▶ _Problem to solve_: Find all lines in the listing that include the word "this", then copy them.

▶ _Supplied records_:
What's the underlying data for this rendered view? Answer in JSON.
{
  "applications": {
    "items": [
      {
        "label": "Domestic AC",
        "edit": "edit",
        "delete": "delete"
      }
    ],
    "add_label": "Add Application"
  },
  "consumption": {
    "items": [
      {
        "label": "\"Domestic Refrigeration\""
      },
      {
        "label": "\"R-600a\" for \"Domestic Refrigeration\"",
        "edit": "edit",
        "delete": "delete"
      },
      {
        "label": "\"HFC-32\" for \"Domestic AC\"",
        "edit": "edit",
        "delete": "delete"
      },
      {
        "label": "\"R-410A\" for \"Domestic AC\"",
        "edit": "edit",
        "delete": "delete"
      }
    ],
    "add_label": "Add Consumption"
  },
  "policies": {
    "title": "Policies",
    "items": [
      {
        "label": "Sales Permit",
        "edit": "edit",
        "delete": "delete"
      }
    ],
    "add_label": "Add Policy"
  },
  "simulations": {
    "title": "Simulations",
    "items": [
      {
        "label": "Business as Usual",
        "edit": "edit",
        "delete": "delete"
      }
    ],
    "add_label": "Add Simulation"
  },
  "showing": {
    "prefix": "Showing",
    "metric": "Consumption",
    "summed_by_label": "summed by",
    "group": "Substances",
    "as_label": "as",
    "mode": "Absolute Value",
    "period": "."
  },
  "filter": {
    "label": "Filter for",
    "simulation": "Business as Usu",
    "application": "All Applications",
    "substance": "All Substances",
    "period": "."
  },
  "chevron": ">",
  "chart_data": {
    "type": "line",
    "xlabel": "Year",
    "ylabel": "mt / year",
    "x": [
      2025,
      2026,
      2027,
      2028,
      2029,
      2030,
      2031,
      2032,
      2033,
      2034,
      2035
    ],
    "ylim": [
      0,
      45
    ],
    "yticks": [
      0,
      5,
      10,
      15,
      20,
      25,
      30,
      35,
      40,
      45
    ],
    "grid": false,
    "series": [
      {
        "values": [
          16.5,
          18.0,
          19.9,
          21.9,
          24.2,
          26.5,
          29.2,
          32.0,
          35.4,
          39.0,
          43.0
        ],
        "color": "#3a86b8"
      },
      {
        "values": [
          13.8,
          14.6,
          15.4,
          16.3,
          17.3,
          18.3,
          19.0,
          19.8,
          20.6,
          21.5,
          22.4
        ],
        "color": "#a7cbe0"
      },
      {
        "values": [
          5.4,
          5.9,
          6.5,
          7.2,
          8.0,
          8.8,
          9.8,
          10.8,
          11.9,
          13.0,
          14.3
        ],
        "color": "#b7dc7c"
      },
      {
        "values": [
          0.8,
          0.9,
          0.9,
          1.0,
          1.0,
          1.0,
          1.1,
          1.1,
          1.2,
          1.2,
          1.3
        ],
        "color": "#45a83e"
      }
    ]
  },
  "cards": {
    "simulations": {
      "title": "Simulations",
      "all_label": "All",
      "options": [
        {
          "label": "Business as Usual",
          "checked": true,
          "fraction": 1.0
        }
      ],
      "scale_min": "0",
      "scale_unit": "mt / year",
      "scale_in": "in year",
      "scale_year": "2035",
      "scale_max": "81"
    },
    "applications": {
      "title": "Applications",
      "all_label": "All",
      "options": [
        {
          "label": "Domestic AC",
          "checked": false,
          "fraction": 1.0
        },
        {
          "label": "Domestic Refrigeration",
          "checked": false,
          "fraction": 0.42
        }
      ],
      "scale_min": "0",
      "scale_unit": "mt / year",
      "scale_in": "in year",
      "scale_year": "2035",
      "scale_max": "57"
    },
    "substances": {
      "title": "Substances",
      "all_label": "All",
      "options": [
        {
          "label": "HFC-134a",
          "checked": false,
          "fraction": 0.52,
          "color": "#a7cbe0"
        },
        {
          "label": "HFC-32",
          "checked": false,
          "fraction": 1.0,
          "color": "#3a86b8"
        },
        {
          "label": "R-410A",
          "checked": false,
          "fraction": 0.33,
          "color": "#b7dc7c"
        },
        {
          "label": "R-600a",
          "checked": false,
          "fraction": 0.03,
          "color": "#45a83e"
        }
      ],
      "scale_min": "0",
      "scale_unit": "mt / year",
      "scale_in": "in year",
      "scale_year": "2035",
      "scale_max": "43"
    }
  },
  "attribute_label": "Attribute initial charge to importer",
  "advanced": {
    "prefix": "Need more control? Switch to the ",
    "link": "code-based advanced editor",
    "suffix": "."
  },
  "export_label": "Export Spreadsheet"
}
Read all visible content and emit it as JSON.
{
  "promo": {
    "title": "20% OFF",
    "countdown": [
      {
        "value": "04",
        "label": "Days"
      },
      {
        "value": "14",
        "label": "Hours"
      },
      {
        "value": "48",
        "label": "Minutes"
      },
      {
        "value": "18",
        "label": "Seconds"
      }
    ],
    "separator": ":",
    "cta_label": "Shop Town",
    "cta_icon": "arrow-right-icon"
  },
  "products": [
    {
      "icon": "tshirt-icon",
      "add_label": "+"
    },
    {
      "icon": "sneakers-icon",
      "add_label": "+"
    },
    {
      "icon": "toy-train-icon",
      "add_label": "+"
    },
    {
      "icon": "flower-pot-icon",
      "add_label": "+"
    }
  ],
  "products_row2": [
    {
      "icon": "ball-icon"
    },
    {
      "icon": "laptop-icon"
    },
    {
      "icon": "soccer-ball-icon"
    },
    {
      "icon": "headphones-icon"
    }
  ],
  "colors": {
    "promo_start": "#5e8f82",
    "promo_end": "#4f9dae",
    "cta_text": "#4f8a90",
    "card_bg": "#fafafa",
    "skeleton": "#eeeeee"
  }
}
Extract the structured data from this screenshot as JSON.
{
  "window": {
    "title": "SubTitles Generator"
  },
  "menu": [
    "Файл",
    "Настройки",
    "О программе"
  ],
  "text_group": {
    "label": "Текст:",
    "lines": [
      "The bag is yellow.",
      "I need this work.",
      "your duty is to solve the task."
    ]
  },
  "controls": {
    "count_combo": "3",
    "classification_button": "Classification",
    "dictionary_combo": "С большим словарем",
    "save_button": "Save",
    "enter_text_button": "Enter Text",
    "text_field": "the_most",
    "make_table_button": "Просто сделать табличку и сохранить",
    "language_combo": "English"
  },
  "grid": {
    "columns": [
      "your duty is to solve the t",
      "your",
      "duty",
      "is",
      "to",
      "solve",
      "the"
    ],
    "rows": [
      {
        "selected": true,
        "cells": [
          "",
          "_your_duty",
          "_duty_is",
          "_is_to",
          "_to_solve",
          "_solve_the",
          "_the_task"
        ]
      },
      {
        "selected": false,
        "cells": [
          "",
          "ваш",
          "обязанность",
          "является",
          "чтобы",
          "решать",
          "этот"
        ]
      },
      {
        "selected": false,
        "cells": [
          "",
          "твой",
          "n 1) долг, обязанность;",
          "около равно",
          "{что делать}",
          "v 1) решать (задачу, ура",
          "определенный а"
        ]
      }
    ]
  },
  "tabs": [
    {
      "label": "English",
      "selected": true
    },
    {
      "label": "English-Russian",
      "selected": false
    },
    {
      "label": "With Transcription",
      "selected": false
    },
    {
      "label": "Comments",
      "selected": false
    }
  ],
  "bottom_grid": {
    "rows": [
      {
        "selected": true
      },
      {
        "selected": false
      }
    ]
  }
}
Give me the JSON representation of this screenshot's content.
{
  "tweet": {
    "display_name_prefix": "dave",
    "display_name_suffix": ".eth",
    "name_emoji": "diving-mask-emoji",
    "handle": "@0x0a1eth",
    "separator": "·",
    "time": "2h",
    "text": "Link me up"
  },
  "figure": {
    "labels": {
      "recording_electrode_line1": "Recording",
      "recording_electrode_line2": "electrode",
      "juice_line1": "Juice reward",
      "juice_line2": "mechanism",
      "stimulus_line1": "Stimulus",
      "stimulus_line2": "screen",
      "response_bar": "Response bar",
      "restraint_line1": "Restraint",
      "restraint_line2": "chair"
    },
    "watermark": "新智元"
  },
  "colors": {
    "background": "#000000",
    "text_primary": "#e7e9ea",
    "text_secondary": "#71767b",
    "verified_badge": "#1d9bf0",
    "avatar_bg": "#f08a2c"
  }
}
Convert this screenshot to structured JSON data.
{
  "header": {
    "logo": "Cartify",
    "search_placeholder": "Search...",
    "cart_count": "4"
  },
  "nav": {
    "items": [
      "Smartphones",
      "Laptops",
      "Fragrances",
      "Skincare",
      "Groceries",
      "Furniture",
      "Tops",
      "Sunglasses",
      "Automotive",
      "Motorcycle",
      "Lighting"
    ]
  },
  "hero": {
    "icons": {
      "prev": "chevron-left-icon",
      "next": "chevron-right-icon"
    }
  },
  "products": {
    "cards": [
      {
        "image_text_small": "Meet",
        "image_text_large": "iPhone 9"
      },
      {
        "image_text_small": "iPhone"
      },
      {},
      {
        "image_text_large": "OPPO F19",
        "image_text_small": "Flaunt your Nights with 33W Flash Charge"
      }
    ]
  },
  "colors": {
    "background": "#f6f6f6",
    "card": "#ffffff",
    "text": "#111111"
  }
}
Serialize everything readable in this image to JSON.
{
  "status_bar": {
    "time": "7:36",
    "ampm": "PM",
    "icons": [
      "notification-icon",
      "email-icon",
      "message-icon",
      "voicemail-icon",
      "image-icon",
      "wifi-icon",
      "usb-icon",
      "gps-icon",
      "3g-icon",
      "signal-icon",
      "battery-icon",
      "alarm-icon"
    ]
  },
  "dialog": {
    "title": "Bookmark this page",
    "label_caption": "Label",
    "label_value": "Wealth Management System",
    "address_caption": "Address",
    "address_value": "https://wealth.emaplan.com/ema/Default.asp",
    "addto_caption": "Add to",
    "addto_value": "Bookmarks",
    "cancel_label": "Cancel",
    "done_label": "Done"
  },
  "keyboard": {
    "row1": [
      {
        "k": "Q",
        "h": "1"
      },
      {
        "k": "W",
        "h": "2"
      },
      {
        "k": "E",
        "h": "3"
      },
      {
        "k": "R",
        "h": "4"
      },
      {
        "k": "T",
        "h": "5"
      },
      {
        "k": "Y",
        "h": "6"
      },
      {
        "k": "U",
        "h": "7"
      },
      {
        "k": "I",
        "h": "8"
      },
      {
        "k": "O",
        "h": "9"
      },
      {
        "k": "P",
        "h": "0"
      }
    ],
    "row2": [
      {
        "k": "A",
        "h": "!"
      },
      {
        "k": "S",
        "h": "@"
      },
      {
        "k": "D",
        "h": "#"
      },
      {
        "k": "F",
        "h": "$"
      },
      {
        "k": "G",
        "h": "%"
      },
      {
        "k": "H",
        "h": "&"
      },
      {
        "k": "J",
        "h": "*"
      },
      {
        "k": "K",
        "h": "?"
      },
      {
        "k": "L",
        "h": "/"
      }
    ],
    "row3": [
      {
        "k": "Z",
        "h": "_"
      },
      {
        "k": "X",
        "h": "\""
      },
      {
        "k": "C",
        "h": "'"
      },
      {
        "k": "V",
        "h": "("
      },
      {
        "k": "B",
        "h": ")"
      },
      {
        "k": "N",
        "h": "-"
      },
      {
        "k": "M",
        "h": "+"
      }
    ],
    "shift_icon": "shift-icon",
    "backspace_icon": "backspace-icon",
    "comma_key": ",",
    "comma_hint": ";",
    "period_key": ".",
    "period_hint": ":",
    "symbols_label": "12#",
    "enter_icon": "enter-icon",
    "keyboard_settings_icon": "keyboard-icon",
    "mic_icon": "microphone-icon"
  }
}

▶ _Solution below_:
What's the underlying data for this rendered view? Answer in JSON.
Extract the structured data from this screenshot as JSON.
      "I need this work.",
Give me the JSON representation of this screenshot's content.
Convert this screenshot to structured JSON data.
Serialize everything readable in this image to JSON.
    "title": "Bookmark this page",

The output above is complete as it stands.